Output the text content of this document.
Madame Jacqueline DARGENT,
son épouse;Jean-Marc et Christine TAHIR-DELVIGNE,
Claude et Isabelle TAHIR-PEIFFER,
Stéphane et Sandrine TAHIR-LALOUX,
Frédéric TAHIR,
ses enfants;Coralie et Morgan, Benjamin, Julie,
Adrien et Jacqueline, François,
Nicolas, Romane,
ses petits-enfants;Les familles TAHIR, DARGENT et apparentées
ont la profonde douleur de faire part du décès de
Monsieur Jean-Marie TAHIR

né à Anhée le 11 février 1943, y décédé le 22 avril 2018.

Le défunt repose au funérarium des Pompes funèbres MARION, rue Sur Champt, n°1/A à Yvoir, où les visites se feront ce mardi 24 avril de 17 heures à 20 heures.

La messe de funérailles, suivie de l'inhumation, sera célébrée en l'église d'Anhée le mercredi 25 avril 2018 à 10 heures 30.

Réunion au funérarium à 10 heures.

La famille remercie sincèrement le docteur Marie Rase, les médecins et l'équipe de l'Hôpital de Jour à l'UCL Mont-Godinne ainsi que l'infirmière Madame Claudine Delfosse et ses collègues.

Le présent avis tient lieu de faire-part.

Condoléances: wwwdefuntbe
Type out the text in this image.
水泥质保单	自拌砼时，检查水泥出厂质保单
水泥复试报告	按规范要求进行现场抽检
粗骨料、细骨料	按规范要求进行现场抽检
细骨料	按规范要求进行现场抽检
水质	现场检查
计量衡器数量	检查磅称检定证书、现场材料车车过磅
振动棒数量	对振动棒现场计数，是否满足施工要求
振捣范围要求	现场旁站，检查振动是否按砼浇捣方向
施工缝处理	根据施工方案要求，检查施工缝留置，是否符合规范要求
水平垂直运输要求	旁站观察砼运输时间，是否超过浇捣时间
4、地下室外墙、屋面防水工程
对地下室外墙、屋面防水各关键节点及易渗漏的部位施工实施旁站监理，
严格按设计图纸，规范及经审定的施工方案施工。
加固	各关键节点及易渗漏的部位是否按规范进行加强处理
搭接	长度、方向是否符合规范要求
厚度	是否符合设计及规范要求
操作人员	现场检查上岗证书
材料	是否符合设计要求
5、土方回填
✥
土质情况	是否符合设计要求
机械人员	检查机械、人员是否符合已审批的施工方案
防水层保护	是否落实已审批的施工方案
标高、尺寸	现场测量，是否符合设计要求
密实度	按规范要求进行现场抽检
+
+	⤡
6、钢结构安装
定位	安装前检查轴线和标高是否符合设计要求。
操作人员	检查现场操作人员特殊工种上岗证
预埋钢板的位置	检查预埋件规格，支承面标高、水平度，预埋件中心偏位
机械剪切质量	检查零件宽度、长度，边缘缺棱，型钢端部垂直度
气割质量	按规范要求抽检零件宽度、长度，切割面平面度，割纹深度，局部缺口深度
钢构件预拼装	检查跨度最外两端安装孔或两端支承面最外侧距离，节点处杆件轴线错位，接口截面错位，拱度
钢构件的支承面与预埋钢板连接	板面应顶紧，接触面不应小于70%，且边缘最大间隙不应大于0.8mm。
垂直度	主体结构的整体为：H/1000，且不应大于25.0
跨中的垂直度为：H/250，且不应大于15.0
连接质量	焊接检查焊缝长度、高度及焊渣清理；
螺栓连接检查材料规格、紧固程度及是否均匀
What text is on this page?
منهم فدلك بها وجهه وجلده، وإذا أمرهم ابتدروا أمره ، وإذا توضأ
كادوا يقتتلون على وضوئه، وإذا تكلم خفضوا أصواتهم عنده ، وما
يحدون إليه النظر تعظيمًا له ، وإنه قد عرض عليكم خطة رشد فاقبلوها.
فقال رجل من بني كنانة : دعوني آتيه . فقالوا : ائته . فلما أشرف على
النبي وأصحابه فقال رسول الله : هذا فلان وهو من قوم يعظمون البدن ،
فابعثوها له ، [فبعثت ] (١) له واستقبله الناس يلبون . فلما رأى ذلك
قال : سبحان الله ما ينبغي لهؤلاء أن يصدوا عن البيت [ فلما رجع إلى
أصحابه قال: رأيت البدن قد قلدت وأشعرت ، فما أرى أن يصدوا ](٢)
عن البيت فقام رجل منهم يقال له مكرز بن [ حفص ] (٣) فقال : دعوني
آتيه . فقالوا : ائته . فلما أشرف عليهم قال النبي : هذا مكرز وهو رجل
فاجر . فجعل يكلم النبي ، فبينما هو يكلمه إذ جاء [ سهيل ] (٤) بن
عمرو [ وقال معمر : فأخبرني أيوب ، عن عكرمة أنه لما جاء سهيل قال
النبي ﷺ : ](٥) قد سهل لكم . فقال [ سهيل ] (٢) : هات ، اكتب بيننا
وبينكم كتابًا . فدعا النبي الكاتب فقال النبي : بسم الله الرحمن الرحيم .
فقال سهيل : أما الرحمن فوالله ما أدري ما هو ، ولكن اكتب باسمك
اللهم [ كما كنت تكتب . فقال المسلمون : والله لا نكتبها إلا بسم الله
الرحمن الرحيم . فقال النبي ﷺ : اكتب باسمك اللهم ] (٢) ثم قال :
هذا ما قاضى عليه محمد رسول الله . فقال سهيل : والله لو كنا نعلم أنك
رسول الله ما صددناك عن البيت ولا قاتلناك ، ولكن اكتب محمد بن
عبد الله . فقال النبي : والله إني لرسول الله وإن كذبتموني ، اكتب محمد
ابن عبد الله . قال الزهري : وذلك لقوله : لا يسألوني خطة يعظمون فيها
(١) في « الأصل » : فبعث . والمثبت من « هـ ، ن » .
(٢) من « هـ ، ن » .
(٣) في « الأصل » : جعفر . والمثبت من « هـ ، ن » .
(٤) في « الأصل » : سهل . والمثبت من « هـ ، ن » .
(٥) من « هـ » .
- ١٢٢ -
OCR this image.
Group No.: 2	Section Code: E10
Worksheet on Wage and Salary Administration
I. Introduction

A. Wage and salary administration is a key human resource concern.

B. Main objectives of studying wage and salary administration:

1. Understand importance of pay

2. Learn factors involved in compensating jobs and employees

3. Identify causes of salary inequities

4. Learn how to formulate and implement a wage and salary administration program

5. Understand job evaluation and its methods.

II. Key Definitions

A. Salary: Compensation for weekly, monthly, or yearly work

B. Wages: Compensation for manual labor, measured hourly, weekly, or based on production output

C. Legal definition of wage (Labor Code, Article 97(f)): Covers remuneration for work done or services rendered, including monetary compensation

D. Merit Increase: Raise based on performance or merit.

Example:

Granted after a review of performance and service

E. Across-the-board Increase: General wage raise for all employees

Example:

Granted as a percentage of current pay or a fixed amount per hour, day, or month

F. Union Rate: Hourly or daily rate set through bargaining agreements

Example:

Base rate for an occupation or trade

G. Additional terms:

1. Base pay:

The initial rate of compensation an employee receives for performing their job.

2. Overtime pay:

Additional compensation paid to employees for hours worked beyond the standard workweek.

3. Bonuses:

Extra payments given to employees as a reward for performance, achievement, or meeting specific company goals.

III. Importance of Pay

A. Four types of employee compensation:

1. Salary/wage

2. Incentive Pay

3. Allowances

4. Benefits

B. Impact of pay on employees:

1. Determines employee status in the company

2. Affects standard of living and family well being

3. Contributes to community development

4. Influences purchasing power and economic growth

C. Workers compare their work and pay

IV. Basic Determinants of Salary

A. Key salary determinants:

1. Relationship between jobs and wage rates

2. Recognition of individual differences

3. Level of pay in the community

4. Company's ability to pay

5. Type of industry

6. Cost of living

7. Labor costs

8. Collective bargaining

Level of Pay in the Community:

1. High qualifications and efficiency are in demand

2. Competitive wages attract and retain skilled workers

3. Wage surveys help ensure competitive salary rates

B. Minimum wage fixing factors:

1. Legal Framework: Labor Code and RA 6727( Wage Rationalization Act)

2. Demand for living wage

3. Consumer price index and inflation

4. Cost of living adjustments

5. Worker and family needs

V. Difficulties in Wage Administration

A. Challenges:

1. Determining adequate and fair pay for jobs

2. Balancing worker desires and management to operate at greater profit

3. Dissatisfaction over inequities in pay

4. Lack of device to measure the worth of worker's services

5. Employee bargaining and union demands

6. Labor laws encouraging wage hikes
====
Exercise requirements: From the entries above, copy every line that holds the word "ائته".

Answer:
فقال رجل من بني كنانة : دعوني آتيه . فقالوا : ائته . فلما أشرف على
آتيه . فقالوا : ائته . فلما أشرف عليهم قال النبي : هذا مكرز وهو رجل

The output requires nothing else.